» What you have to do
Your task is to gather the lines below that hold the string "наборного".

"""

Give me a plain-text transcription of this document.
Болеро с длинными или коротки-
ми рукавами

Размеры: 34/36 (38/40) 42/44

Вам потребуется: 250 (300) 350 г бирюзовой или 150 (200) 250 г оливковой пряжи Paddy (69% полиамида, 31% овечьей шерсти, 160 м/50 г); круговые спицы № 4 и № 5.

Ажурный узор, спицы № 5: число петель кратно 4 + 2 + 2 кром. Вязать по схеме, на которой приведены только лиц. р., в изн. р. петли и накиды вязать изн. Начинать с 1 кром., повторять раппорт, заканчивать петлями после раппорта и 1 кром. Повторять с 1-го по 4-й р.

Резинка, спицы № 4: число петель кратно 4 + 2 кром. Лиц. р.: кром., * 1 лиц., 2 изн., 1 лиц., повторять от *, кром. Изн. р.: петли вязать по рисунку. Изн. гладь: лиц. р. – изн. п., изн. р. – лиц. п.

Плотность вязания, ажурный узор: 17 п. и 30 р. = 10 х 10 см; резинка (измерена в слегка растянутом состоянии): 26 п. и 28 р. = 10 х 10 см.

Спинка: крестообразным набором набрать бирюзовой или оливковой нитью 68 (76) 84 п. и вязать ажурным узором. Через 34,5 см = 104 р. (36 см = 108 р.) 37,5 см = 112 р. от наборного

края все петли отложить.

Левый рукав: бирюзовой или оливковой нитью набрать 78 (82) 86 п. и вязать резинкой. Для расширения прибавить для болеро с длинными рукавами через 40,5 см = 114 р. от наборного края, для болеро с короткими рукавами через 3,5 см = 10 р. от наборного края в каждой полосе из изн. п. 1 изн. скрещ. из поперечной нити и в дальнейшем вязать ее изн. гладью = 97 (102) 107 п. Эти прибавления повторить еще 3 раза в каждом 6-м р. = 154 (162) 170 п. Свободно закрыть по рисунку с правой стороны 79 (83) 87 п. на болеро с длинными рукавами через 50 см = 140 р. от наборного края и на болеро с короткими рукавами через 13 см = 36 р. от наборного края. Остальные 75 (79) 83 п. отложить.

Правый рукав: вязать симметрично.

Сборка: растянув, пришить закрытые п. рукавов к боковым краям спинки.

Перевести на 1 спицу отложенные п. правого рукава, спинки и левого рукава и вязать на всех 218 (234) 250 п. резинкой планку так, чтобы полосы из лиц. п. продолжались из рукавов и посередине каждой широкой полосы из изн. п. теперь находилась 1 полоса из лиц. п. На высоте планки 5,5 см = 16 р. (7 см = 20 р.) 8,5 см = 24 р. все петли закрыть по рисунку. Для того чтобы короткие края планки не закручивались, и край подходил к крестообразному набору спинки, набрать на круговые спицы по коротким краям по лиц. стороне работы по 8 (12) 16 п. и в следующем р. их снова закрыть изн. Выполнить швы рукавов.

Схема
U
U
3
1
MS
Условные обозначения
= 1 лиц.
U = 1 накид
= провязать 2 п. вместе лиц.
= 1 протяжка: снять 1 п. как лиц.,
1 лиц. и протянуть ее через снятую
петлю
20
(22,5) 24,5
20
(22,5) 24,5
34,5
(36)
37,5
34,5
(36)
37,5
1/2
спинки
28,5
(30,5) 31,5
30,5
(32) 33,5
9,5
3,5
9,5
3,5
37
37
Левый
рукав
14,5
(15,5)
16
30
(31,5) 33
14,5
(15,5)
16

"""

» Solution
Спинка: крестообразным набором набрать бирюзовой или оливковой нитью 68 (76) 84 п. и вязать ажурным узором. Через 34,5 см = 104 р. (36 см = 108 р.) 37,5 см = 112 р. от наборного
Левый рукав: бирюзовой или оливковой нитью набрать 78 (82) 86 п. и вязать резинкой. Для расширения прибавить для болеро с длинными рукавами через 40,5 см = 114 р. от наборного края, для болеро с короткими рукавами через 3,5 см = 10 р. от наборного края в каждой полосе из изн. п. 1 изн. скрещ. из поперечной нити и в дальнейшем вязать ее изн. гладью = 97 (102) 107 п. Эти прибавления повторить еще 3 раза в каждом 6-м р. = 154 (162) 170 п. Свободно закрыть по рисунку с правой стороны 79 (83) 87 п. на болеро с длинными рукавами через 50 см = 140 р. от наборного края и на болеро с короткими рукавами через 13 см = 36 р. от наборного края. Остальные 75 (79) 83 п. отложить.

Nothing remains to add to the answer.